(Directions for this task)
Can the data below be set down again exactly, line for line?
— Start of The input —
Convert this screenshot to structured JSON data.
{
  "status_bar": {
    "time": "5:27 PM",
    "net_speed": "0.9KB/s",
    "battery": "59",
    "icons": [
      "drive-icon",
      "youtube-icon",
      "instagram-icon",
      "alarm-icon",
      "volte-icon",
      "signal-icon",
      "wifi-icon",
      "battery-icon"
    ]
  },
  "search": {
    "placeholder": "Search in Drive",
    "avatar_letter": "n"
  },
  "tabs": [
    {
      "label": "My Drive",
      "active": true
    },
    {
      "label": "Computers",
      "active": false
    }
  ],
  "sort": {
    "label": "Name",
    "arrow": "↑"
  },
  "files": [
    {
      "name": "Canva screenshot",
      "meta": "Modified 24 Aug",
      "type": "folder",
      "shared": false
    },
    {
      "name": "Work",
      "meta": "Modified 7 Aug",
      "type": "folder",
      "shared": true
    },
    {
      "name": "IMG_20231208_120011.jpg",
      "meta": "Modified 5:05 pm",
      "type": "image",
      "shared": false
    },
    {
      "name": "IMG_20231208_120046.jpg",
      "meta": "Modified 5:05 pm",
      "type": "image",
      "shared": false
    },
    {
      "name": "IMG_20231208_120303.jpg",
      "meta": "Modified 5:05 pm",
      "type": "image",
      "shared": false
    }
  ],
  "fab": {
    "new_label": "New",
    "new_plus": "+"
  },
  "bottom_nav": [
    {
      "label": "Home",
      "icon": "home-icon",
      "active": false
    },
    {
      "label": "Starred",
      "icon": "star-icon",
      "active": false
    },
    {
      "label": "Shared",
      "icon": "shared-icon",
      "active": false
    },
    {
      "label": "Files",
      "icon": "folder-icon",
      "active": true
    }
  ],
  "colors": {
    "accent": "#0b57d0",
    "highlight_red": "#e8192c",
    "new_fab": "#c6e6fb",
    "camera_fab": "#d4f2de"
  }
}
— End of The input —
(Final result)
Convert this screenshot to structured JSON data.
{
  "status_bar": {
    "time": "5:27 PM",
    "net_speed": "0.9KB/s",
    "battery": "59",
    "icons": [
      "drive-icon",
      "youtube-icon",
      "instagram-icon",
      "alarm-icon",
      "volte-icon",
      "signal-icon",
      "wifi-icon",
      "battery-icon"
    ]
  },
  "search": {
    "placeholder": "Search in Drive",
    "avatar_letter": "n"
  },
  "tabs": [
    {
      "label": "My Drive",
      "active": true
    },
    {
      "label": "Computers",
      "active": false
    }
  ],
  "sort": {
    "label": "Name",
    "arrow": "↑"
  },
  "files": [
    {
      "name": "Canva screenshot",
      "meta": "Modified 24 Aug",
      "type": "folder",
      "shared": false
    },
    {
      "name": "Work",
      "meta": "Modified 7 Aug",
      "type": "folder",
      "shared": true
    },
    {
      "name": "IMG_20231208_120011.jpg",
      "meta": "Modified 5:05 pm",
      "type": "image",
      "shared": false
    },
    {
      "name": "IMG_20231208_120046.jpg",
      "meta": "Modified 5:05 pm",
      "type": "image",
      "shared": false
    },
    {
      "name": "IMG_20231208_120303.jpg",
      "meta": "Modified 5:05 pm",
      "type": "image",
      "shared": false
    }
  ],
  "fab": {
    "new_label": "New",
    "new_plus": "+"
  },
  "bottom_nav": [
    {
      "label": "Home",
      "icon": "home-icon",
      "active": false
    },
    {
      "label": "Starred",
      "icon": "star-icon",
      "active": false
    },
    {
      "label": "Shared",
      "icon": "shared-icon",
      "active": false
    },
    {
      "label": "Files",
      "icon": "folder-icon",
      "active": true
    }
  ],
  "colors": {
    "accent": "#0b57d0",
    "highlight_red": "#e8192c",
    "new_fab": "#c6e6fb",
    "camera_fab": "#d4f2de"
  }
}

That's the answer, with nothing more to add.